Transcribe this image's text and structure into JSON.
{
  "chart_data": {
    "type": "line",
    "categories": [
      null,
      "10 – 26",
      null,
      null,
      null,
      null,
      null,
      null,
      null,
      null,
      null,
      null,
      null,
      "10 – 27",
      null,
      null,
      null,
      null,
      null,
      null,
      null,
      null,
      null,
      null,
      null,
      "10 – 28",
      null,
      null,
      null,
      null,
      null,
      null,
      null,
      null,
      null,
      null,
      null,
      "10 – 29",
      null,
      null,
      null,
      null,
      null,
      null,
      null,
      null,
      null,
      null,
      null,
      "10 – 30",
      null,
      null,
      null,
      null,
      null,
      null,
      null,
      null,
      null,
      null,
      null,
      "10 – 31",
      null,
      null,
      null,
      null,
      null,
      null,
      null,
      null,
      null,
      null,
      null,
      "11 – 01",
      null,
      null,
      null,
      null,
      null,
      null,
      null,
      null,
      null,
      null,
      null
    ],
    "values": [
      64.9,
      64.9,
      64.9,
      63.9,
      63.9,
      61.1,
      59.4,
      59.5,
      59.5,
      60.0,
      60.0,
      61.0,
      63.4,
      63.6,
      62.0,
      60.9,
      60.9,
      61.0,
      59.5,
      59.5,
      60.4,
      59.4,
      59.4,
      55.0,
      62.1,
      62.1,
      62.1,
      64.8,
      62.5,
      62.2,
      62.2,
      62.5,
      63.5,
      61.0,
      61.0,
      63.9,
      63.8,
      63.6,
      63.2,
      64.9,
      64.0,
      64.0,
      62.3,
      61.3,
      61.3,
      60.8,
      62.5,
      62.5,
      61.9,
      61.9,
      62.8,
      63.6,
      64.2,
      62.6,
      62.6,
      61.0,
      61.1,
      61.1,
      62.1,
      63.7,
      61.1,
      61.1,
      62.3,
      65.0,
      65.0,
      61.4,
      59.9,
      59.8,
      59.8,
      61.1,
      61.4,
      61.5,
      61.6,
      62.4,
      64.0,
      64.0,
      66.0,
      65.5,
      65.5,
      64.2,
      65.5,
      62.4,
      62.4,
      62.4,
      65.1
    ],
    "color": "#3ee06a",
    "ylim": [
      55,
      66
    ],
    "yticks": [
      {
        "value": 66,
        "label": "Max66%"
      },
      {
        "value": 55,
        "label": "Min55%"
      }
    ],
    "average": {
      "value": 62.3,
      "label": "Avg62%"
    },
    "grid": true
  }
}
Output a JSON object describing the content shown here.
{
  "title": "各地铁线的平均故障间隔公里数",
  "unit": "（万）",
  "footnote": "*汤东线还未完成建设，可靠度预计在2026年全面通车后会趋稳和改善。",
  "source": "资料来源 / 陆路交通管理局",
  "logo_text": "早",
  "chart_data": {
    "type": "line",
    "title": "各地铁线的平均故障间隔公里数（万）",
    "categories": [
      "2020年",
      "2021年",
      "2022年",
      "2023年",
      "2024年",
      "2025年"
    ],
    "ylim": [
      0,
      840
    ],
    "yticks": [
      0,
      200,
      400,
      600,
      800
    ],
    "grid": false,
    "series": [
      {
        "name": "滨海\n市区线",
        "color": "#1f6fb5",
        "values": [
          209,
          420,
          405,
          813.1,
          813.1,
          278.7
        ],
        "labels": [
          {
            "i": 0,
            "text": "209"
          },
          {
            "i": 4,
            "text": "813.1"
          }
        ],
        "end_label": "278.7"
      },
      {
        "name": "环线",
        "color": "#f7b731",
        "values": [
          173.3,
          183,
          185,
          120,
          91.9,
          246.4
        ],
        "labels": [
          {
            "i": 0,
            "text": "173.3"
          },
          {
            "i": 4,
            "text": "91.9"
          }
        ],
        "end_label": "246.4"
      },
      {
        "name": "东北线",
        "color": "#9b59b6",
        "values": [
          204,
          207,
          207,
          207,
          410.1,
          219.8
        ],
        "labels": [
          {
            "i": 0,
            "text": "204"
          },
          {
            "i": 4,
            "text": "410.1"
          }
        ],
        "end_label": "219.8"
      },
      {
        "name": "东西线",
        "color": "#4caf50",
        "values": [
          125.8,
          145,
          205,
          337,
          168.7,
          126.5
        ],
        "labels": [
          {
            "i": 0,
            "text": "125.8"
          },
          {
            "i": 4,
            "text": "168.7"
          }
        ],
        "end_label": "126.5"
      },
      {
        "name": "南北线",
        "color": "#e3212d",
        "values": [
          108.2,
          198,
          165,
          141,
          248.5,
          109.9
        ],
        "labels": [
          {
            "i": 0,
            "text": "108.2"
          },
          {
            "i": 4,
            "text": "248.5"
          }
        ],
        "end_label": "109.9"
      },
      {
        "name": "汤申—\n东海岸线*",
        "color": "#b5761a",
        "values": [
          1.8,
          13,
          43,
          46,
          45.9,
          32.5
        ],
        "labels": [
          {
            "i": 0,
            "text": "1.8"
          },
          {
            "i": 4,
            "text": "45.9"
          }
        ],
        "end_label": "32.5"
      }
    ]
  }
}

- Exercise goal:
Search the lines above for the string "JSON", then show every one that has it.

- Reply to the exercise:
Transcribe this image's text and structure into JSON.
Output a JSON object describing the content shown here.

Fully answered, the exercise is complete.